SELECTED EXTRACT:
[Begin]
Artyom
Artyom

Reputation: 31273

How to distinguish between mutli-part form data of empty file and missing file?

I try on server side to distinguish between the upload of empty file and not-uploaded file

The POST body content of an empty file is:

------WebKitFormBoundaryAYxCGhPMYcmdkdlv
Content-Disposition: form-data; name="_1"

dd
------WebKitFormBoundaryAYxCGhPMYcmdkdlv
Content-Disposition: form-data; name="_2"; filename="foo"
Content-Type: application/octet-stream


------WebKitFormBoundaryAYxCGhPMYcmdkdlv
Content-Disposition: form-data; name="_3"

Upload
------WebKitFormBoundaryAYxCGhPMYcmdkdlv--

While missing file is

------WebKitFormBoundaryMldAHhbBqWpKPlRY
Content-Disposition: form-data; name="_1"

dd
------WebKitFormBoundaryMldAHhbBqWpKPlRY
Content-Disposition: form-data; name="_2"; filename=""
Content-Type: application/octet-stream


------WebKitFormBoundaryMldAHhbBqWpKPlRY
Content-Disposition: form-data; name="_3"

Upload
------WebKitFormBoundaryMldAHhbBqWpKPlRY--

The only difference is filename= content one is empty other contains the file name (same behavior for Firefox and Chromium)

Questions:

  1. Are there any conditions that browser wouldn't provide a filename (security or something like that)?
  2. Is it actually valid/standard way to distinguish between empty file and non-set file, please provide reference.
  3. Is Content-Type: application/octet-stream is standard response and it will be set in case of non-uploaded file?

I'd like to see some references to standards that confirm or disprove my observations

Upvotes: 2

Views: 786

Answers (1)

Pete Barnett
Pete Barnett

Reputation: 331

1. Filename

The original specification for "Form-based File Upload in HTML" was RFC1867

According to that specification, the filename parameter

"is not required, but is strongly recommended in any case where the original filename is known"

This spec was superceded by RFC2388 - "Returning Values from Forms: multipart/form-data", which states

The sending application MAY supply a file name ... as specified in RFC2184;

(where RFC2184 goes on to stress its importance, without requiring it)

Note that it refers to "the sending application". The spec makes it clear that it is application agnostic. For a cross-browser view on actual implementation however, Mozilla's MDN documentation for FormData sheds some light on it. In the context of FormData.append() where a file/blob is set but filename is not set explicitly:

The default filename for Blob objects is "blob". The default filename for File objects is the file's filename.
[End]
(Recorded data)
[Begin]
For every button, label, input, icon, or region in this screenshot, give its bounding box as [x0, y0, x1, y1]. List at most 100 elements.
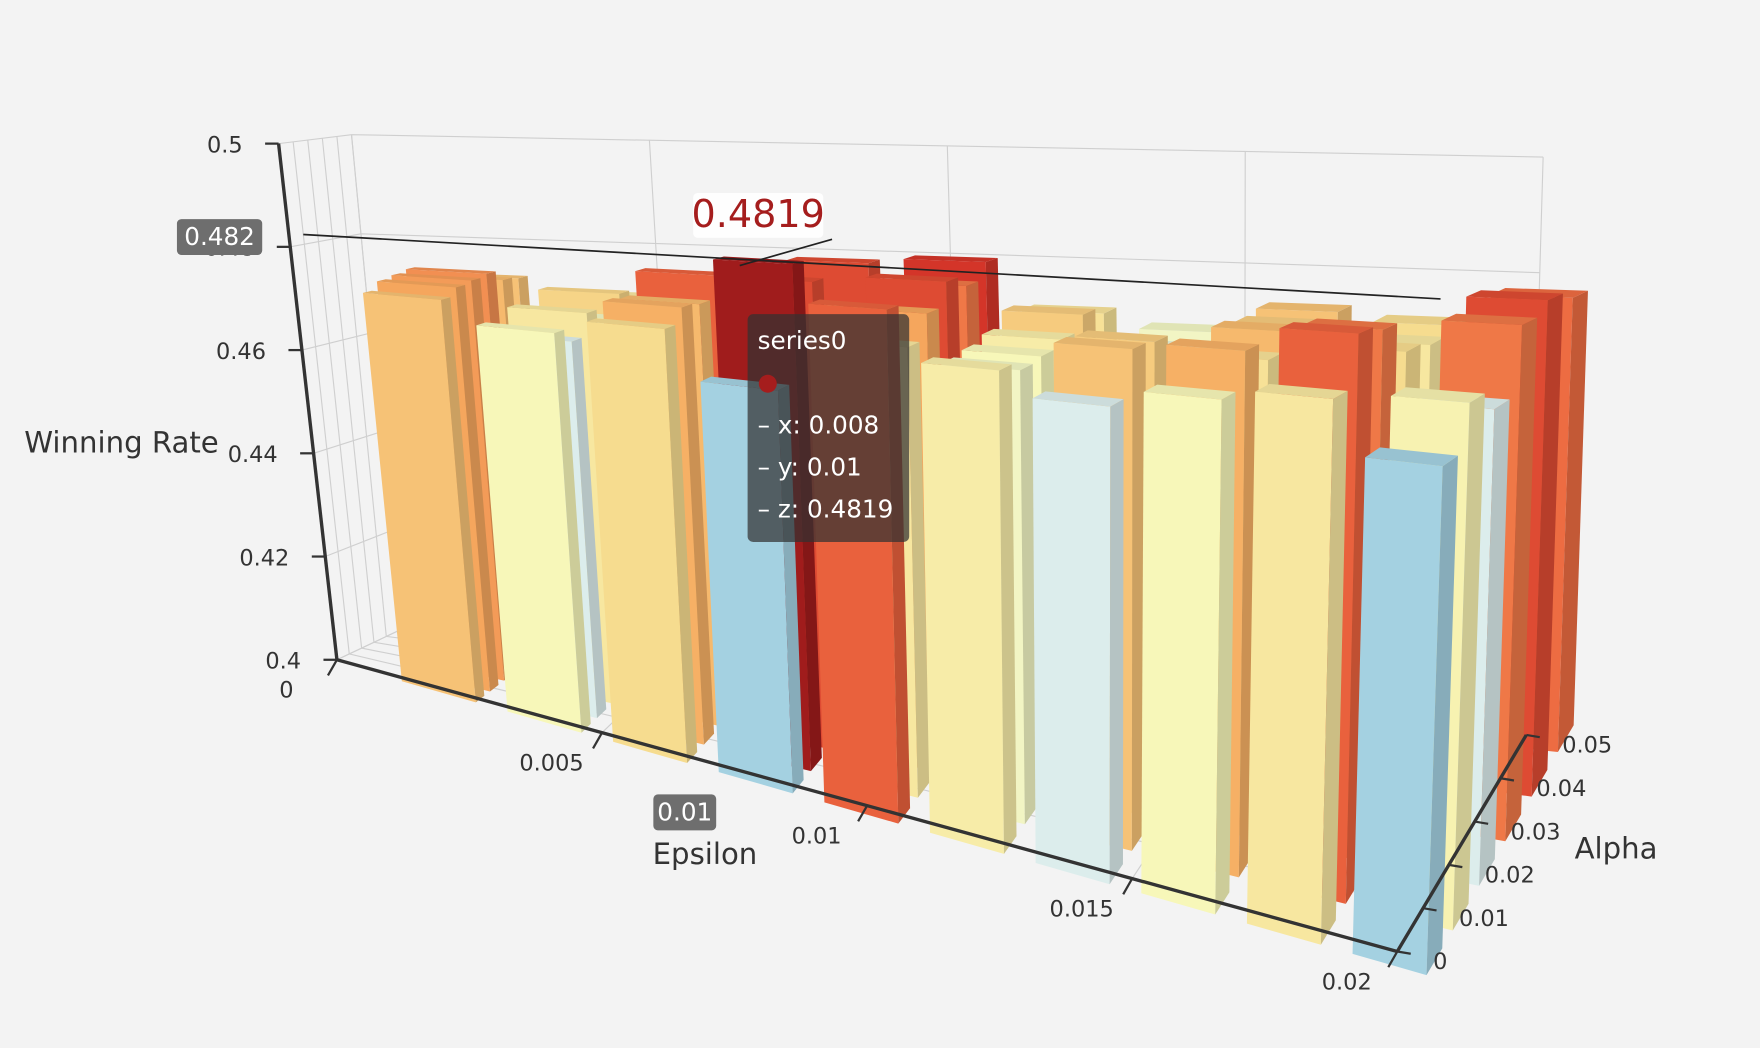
- bar-top: [1466, 290, 1563, 301]
- bar-top: [1302, 318, 1398, 330]
- bar-top: [619, 295, 710, 305]
- bar-side: [1215, 391, 1236, 915]
- axis-pointer-line: [739, 238, 833, 267]
- y-tick-label: 0.02: [1485, 863, 1535, 889]
- axis-pointer-line: [303, 233, 1441, 300]
- overlay: 0.482 0.01 0.4819 series0 – x: 0.008 – y: 0.0…: [176, 192, 1441, 831]
- bar-top: [981, 328, 1075, 340]
- z-tick-label: 0.5: [207, 132, 243, 158]
- bar-top: [1255, 302, 1352, 313]
- bar-top: [903, 255, 998, 263]
- x-tick-label: 0.01: [792, 824, 842, 850]
- bar-side: [1452, 393, 1485, 931]
- bar-side: [907, 341, 930, 798]
- tooltip-line: – z: 0.4819: [758, 495, 894, 524]
- emphasis-label-bg: [693, 192, 824, 238]
- bar-top: [476, 322, 565, 334]
- bar-top: [1390, 387, 1485, 403]
- bar-top: [538, 286, 630, 294]
- bar-top: [1255, 383, 1348, 400]
- bar[interactable]: [476, 322, 591, 733]
- bar-side: [681, 303, 715, 745]
- bar-front: [476, 325, 582, 733]
- bar-top: [1365, 447, 1458, 467]
- bar-top: [786, 256, 880, 264]
- axes: 0.40.420.440.460.480.500.0050.010.0150.0…: [204, 132, 1612, 995]
- bar-side: [1505, 317, 1538, 842]
- bar-top: [362, 290, 451, 300]
- bar-side: [1557, 290, 1588, 752]
- bar-top: [635, 268, 727, 276]
- bar-top: [1143, 384, 1236, 400]
- bar-top: [507, 304, 597, 314]
- bar[interactable]: [1141, 384, 1236, 915]
- x-tick-label: 0: [279, 678, 293, 704]
- bar-top: [1441, 313, 1538, 326]
- bar-top: [1053, 337, 1146, 350]
- axis-pointer-label-bg: [653, 794, 717, 831]
- y-tick-label: 0.01: [1459, 906, 1509, 932]
- bar-front: [362, 292, 476, 703]
- bar[interactable]: [1246, 383, 1348, 945]
- axis-pointer-label-bg: [176, 219, 263, 255]
- bar-side: [1531, 293, 1563, 797]
- bar-top: [865, 273, 959, 282]
- tick-mark: [1448, 863, 1463, 869]
- z-tick-label: 0.42: [239, 545, 289, 571]
- axis-pointer-label: 0.482: [184, 222, 255, 251]
- tick-mark: [592, 732, 603, 749]
- bar-side: [455, 284, 499, 692]
- tick-mark: [1500, 777, 1515, 782]
- bar-top: [405, 267, 496, 274]
- tooltip-title: series0: [758, 326, 847, 355]
- bar-front: [1246, 391, 1334, 945]
- tick-mark: [1397, 950, 1411, 955]
- tooltip-marker: [758, 374, 777, 393]
- tick-mark: [1387, 950, 1399, 968]
- bar-front: [1141, 391, 1222, 915]
- tick-mark: [857, 805, 869, 822]
- bar[interactable]: [921, 357, 1017, 854]
- bar-side: [1109, 399, 1124, 885]
- bar-top: [1166, 338, 1260, 351]
- x-axis-name: Epsilon: [653, 837, 758, 871]
- bar-top: [961, 344, 1054, 357]
- bar-side: [1320, 390, 1348, 945]
- tooltip-line: – y: 0.01: [758, 452, 862, 481]
- bar-top: [1139, 322, 1235, 333]
- bar[interactable]: [362, 290, 485, 703]
- bar-top: [808, 299, 899, 310]
- x-tick-label: 0.02: [1322, 969, 1372, 995]
- z-axis-line: [276, 143, 339, 660]
- bar-side: [441, 297, 485, 703]
- z-axis-name: Winning Rate: [24, 425, 218, 459]
- bar-side: [554, 329, 591, 733]
- y-tick-label: 0.05: [1562, 733, 1612, 759]
- bar-side: [999, 364, 1017, 854]
- tick-mark: [1122, 878, 1134, 895]
- bar-top: [602, 298, 693, 308]
- y-tick-label: 0.03: [1511, 819, 1561, 845]
- bar-side: [1426, 455, 1458, 976]
- bar-top: [1074, 330, 1168, 342]
- bar-top: [1001, 305, 1096, 315]
- z-tick-label: 0.4: [265, 649, 301, 675]
- tick-mark: [1422, 907, 1437, 912]
- bar[interactable]: [1032, 391, 1124, 885]
- axis-pointer-label: 0.01: [657, 797, 712, 826]
- tooltip: [747, 314, 910, 542]
- x-tick-label: 0.015: [1050, 896, 1114, 922]
- x-tick-label: 0.005: [519, 751, 583, 777]
- bar-top: [921, 357, 1012, 371]
- bar[interactable]: [1352, 447, 1458, 976]
- bar-top: [376, 279, 466, 288]
- bar-side: [664, 325, 698, 764]
- tick-mark: [326, 659, 338, 677]
- z-tick-label: 0.46: [216, 339, 266, 365]
- y-axis-line: [1395, 734, 1528, 953]
- bars: [362, 255, 1588, 976]
- bar-top: [1032, 391, 1124, 407]
- bar[interactable]: [586, 318, 698, 764]
- bar-front: [586, 321, 688, 764]
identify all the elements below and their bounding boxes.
[End]
PARTS OF THE EXERCISE:
1. Convert the entries starting at the line containing "- bar-top: [1466, 290, 1563, 301]" and ending at the line containing "- axis-pointer-line: [303, 233, 1441, 300]", both included, into a numbered list with blank lines omitted.
2. Carry on the multipart upload thread from the point where it stops.
The entries bear no relation to the multipart upload thread.

EXERCISE ANSWERS:
1.
1. - bar-top: [1466, 290, 1563, 301]
2. - bar-top: [1302, 318, 1398, 330]
3. - bar-top: [619, 295, 710, 305]
4. - bar-side: [1215, 391, 1236, 915]
5. - axis-pointer-line: [739, 238, 833, 267]
6. - y-tick-label: 0.02: [1485, 863, 1535, 889]
7. - axis-pointer-line: [303, 233, 1441, 300]

2.
2. Difference between empty & no file

To answer this, it's important to note Section 5.7 of RFC2388 - "Correlating form data with the original form"

This specification provides no specific mechanism by which multipart/form-data can be associated with the form that caused it to be transmitted. This separation is intentional...

This is answered in the HTML5 specification however, which details how form data is constructed.

...if the field element is an <input> element whose type attribute is in the File Upload state, then for each file selected in the <input> element, append an entry to the form data set with the name as the name, the file (consisting of the name, the type, and the body) as the value, and type as the type. If there are no selected files, then append an entry to the form data set with the name as the name, the empty string as the value, and application/octet-stream as the type.

This matches your observation above.

Looking to how a real-world server implementation deals with this, take the PHP runtime as an example. Its API makes no distinction between "no file" and "empty file" - and will raise a single error UPLOAD_ERR_NO_FILE in either case.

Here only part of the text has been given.